• **Problem details**
Reproduce each line from the records that holds "Melodie".

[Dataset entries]
□ □ □

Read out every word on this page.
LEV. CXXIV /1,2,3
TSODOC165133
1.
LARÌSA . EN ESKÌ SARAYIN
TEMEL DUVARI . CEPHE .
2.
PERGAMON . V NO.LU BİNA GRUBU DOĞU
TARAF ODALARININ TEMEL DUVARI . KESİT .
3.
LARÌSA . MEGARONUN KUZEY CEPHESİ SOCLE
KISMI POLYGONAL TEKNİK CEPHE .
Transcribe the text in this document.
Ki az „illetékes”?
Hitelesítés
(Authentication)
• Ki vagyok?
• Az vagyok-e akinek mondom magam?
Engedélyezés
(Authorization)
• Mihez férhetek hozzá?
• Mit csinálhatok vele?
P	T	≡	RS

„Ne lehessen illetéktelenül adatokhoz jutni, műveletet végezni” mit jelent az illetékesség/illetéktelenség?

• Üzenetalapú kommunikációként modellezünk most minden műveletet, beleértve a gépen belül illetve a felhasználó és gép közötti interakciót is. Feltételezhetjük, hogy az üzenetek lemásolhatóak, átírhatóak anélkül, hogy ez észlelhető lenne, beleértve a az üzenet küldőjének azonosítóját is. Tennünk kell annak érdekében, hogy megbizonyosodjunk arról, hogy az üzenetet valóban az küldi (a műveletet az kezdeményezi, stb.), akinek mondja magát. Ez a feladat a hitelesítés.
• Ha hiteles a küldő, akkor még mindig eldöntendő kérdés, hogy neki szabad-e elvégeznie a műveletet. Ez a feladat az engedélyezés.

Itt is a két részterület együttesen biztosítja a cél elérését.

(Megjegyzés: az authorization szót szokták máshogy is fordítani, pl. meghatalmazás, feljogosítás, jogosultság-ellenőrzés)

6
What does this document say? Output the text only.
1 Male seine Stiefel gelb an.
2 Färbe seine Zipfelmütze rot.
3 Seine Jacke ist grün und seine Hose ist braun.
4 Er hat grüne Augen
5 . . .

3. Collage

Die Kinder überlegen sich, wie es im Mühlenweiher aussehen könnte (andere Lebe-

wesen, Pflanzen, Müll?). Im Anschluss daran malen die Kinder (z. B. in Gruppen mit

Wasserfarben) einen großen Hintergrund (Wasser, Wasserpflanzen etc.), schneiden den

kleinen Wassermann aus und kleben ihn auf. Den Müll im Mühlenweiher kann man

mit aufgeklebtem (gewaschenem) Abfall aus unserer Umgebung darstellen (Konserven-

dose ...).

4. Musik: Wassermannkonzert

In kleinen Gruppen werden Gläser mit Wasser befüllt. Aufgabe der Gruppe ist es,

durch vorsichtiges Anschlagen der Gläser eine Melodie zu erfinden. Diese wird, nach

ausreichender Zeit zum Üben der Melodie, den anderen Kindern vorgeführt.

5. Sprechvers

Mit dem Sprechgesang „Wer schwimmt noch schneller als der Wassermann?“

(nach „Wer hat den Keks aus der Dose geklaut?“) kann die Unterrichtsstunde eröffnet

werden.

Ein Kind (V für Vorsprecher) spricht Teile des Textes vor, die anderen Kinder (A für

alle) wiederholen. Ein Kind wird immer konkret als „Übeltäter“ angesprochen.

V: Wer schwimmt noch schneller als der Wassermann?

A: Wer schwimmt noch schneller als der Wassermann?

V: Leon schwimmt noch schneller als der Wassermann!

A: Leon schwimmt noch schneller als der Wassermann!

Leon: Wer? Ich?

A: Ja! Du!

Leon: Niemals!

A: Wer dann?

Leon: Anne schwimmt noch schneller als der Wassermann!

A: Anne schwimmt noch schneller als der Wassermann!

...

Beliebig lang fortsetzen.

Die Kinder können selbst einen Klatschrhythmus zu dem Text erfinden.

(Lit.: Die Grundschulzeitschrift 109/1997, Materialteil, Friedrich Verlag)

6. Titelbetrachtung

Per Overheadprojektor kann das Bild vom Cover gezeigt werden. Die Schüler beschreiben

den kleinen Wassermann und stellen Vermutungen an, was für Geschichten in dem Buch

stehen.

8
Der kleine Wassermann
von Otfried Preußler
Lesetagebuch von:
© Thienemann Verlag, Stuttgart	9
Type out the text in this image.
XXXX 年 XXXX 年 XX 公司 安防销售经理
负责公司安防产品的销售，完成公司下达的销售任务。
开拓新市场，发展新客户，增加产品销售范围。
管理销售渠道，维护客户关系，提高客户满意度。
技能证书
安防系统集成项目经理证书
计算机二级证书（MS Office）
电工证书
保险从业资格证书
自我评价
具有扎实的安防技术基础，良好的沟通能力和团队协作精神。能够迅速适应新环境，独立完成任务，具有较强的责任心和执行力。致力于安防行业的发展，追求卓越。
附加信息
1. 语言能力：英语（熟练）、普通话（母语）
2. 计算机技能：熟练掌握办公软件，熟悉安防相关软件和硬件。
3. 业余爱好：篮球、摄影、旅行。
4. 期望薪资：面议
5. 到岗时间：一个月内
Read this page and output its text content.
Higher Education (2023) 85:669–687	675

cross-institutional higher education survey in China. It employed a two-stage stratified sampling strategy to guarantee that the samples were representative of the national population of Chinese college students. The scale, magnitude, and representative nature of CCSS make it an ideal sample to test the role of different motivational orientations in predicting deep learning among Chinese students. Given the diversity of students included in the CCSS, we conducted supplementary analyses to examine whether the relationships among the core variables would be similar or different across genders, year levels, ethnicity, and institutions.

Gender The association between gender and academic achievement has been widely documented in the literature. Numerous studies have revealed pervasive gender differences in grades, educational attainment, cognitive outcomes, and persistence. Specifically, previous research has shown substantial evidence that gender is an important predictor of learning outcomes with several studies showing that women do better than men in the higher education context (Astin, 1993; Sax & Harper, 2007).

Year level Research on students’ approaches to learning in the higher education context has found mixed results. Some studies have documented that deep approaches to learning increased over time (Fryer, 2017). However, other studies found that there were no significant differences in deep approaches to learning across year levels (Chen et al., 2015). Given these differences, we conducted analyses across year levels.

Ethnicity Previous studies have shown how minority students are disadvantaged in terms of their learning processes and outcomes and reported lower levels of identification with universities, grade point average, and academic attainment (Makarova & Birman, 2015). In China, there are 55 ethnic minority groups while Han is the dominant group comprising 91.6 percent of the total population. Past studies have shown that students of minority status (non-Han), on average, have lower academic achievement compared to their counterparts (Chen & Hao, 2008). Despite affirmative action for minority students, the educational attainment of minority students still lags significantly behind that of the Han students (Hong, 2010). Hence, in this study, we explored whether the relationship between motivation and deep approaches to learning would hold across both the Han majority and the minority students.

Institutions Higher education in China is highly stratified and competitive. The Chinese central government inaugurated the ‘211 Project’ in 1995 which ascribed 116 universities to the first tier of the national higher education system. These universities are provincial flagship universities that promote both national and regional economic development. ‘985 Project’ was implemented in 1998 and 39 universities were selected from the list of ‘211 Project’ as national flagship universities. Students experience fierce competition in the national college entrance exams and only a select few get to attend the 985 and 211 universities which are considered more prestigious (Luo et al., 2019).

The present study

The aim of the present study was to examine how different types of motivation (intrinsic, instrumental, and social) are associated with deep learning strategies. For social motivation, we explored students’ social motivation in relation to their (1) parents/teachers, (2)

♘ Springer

□ □ □

• **Exercise answer**
durch vorsichtiges Anschlagen der Gläser eine Melodie zu erfinden. Diese wird, nach
ausreichender Zeit zum Üben der Melodie, den anderen Kindern vorgeführt.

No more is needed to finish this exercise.